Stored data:
-- begin --
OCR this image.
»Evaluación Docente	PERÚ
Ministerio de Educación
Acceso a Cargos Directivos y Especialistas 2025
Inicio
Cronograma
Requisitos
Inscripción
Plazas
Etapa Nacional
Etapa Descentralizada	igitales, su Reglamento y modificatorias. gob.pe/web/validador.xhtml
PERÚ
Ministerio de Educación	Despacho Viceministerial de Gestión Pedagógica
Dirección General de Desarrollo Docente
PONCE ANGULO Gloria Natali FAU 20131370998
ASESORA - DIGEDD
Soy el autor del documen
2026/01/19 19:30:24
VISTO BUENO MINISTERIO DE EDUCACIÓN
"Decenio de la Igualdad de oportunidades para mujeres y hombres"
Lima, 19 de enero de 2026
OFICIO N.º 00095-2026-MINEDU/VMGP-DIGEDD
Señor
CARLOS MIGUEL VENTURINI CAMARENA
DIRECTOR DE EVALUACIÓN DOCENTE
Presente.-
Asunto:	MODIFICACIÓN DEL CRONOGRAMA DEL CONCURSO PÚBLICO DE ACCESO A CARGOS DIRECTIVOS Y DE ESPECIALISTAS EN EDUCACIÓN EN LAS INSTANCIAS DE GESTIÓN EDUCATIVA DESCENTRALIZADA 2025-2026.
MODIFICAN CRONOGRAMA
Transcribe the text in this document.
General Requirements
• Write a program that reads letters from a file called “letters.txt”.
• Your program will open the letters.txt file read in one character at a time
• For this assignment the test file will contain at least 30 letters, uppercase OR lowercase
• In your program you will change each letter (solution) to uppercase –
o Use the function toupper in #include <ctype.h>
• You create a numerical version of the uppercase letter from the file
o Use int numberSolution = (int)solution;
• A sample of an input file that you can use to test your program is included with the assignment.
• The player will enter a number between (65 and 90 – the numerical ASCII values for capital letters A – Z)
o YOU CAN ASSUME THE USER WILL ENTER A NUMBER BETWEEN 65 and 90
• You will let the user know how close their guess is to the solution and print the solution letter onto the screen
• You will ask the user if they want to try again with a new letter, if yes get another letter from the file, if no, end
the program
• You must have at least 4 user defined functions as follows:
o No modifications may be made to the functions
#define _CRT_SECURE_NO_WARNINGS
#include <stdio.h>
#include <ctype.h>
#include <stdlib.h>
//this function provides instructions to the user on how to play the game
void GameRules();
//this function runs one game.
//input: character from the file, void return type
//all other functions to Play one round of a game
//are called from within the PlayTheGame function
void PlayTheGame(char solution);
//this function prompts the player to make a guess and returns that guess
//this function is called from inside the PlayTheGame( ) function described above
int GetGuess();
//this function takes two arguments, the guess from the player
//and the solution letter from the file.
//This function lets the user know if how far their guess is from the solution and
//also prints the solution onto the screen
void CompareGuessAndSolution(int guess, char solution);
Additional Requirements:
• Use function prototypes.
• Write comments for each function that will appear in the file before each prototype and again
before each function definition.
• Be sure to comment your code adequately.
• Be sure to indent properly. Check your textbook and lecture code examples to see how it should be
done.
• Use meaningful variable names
-- end --
-- begin --
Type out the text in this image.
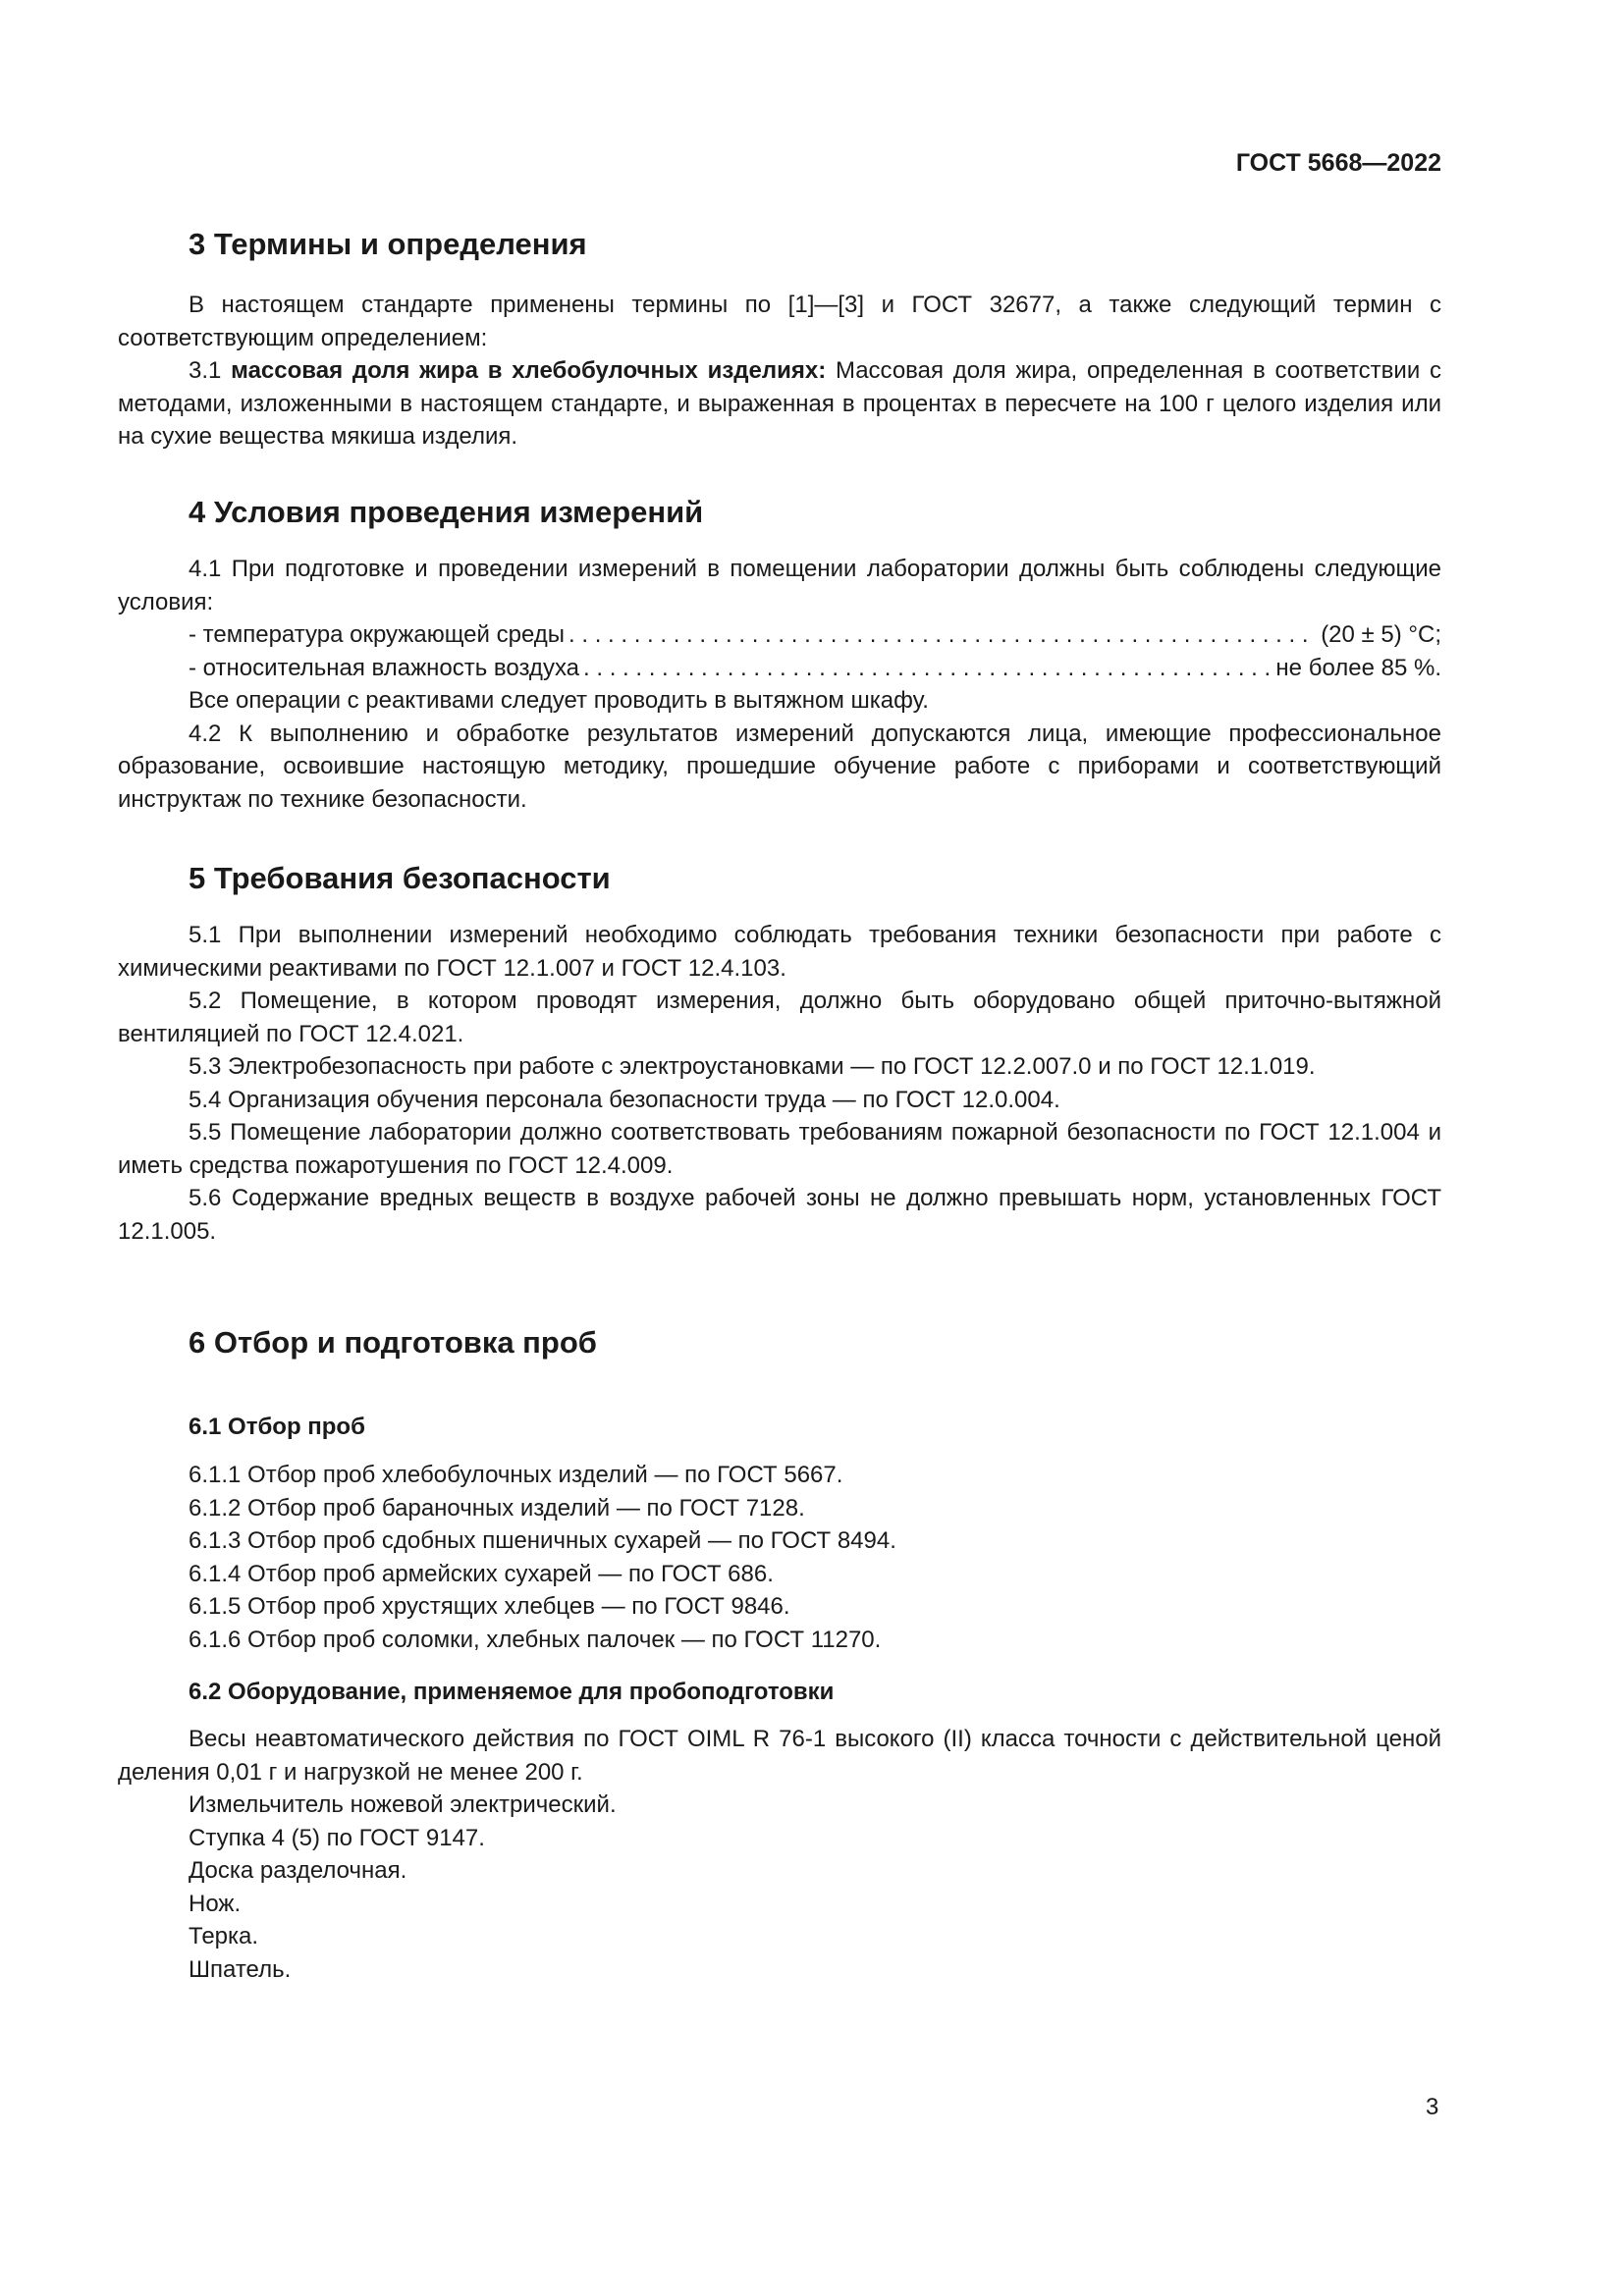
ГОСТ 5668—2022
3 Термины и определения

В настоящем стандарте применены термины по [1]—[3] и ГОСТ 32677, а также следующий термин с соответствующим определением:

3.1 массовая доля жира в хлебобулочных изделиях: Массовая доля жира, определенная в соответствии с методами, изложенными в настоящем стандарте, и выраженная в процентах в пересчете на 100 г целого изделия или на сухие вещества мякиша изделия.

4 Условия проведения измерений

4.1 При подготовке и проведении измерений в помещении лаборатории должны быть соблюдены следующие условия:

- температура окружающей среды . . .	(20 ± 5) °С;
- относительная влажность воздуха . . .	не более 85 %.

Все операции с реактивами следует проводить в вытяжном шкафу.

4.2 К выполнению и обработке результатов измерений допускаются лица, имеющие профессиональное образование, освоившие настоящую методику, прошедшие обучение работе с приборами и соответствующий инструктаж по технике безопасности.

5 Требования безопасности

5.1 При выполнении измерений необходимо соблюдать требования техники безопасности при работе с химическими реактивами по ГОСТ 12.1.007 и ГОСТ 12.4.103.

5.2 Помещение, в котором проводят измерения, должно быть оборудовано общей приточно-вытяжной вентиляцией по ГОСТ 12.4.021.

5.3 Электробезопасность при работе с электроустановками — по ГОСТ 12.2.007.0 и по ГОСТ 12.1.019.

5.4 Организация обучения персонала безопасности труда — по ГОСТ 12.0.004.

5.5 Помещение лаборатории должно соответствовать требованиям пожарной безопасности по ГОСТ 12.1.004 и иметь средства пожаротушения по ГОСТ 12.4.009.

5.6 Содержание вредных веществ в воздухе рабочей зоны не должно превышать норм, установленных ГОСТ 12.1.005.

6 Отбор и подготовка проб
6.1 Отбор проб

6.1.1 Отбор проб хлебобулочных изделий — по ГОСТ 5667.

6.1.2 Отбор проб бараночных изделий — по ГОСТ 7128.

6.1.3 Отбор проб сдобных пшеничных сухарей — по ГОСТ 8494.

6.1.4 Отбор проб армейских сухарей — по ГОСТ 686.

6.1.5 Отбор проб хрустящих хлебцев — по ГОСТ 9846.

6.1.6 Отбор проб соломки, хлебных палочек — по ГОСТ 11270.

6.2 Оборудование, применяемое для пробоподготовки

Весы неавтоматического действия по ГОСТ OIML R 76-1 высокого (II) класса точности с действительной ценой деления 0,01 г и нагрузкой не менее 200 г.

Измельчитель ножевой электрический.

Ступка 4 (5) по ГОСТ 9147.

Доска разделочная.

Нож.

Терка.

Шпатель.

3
-- end --
Task directions:
Pick out all the lines with the word "реактивами" in them and copy them.

The result:
Все операции с реактивами следует проводить в вытяжном шкафу.
5.1 При выполнении измерений необходимо соблюдать требования техники безопасности при работе с химическими реактивами по ГОСТ 12.1.007 и ГОСТ 12.4.103.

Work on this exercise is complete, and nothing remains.